[Source data]
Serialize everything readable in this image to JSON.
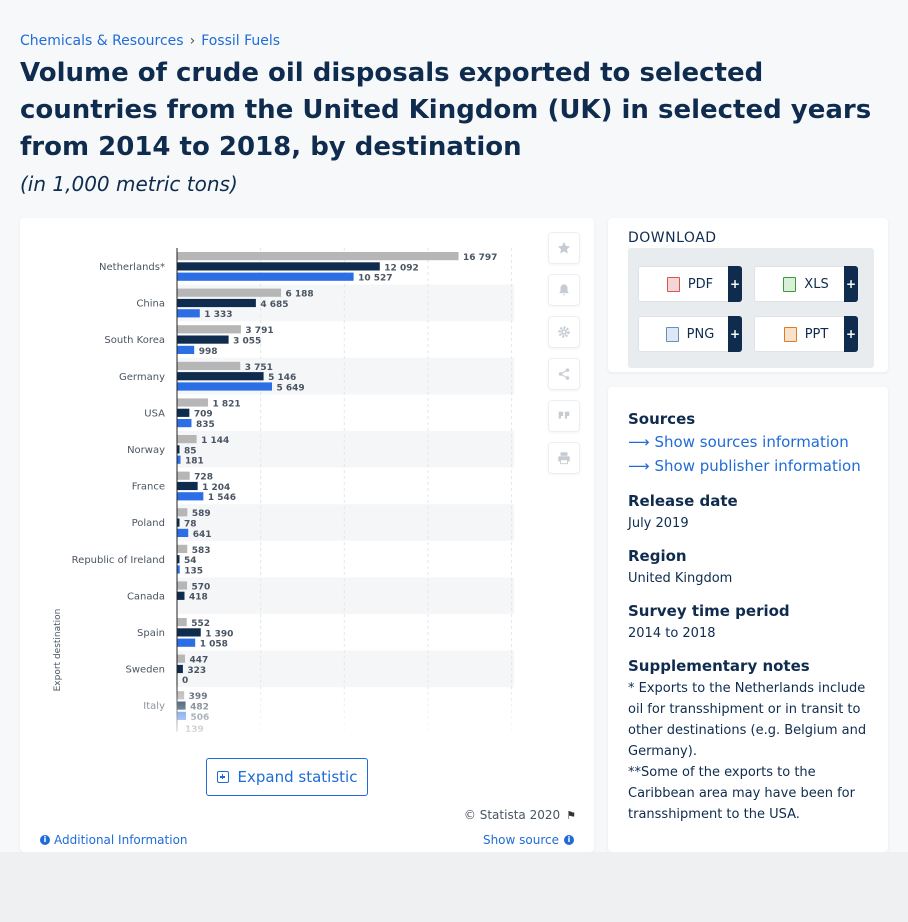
{
  "breadcrumb": {
    "item1": "Chemicals & Resources",
    "sep": "›",
    "item2": "Fossil Fuels"
  },
  "title": "Volume of crude oil disposals exported to selected countries from the United Kingdom (UK) in selected years from 2014 to 2018, by destination",
  "subtitle": "(in 1,000 metric tons)",
  "colors": {
    "series2014": "#b6b6b6",
    "series2016": "#0f2c4f",
    "series2018": "#2b6ee6",
    "accent": "#1f6bd8"
  },
  "chart_data": {
    "type": "bar",
    "orientation": "horizontal",
    "title": "",
    "xlabel": "",
    "ylabel": "Export destination",
    "xlim": [
      0,
      20000
    ],
    "grid": true,
    "categories": [
      "Netherlands*",
      "China",
      "South Korea",
      "Germany",
      "USA",
      "Norway",
      "France",
      "Poland",
      "Republic of Ireland",
      "Canada",
      "Spain",
      "Sweden",
      "Italy"
    ],
    "series": [
      {
        "values": [
          16797,
          6188,
          3791,
          3751,
          1821,
          1144,
          728,
          589,
          583,
          570,
          552,
          447,
          399
        ]
      },
      {
        "values": [
          12092,
          4685,
          3055,
          5146,
          709,
          85,
          1204,
          78,
          54,
          418,
          1390,
          323,
          482
        ]
      },
      {
        "values": [
          10527,
          1333,
          998,
          5649,
          835,
          181,
          1546,
          641,
          135,
          null,
          1058,
          0,
          506
        ]
      }
    ],
    "value_labels": [
      [
        "16 797",
        "6 188",
        "3 791",
        "3 751",
        "1 821",
        "1 144",
        "728",
        "589",
        "583",
        "570",
        "552",
        "447",
        "399"
      ],
      [
        "12 092",
        "4 685",
        "3 055",
        "5 146",
        "709",
        "85",
        "1 204",
        "78",
        "54",
        "418",
        "1 390",
        "323",
        "482"
      ],
      [
        "10 527",
        "1 333",
        "998",
        "5 649",
        "835",
        "181",
        "1 546",
        "641",
        "135",
        "",
        "1 058",
        "0",
        "506"
      ]
    ],
    "partial_label": "139"
  },
  "tools": {
    "star": "star-icon",
    "bell": "bell-icon",
    "gear": "gear-icon",
    "share": "share-icon",
    "quote": "quote-icon",
    "print": "print-icon"
  },
  "expand_label": "Expand statistic",
  "copyright": "© Statista 2020",
  "additional_info": "Additional Information",
  "show_source": "Show source",
  "download": {
    "title": "DOWNLOAD",
    "pdf": "PDF",
    "xls": "XLS",
    "png": "PNG",
    "ppt": "PPT",
    "plus": "+"
  },
  "info": {
    "sources_title": "Sources",
    "show_sources": "Show sources information",
    "show_publisher": "Show publisher information",
    "release_title": "Release date",
    "release_value": "July 2019",
    "region_title": "Region",
    "region_value": "United Kingdom",
    "survey_title": "Survey time period",
    "survey_value": "2014 to 2018",
    "notes_title": "Supplementary notes",
    "note1": "* Exports to the Netherlands include oil for transshipment or in transit to other destinations (e.g. Belgium and Germany).",
    "note2": "**Some of the exports to the Caribbean area may have been for transshipment to the USA."
  }
}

- Exercise -
Extract every line of the records above that contains the word "United".

- Finished exercise -
  "title": "Volume of crude oil disposals exported to selected countries from the United Kingdom (UK) in selected years from 2014 to 2018, by destination",
    "region_value": "United Kingdom",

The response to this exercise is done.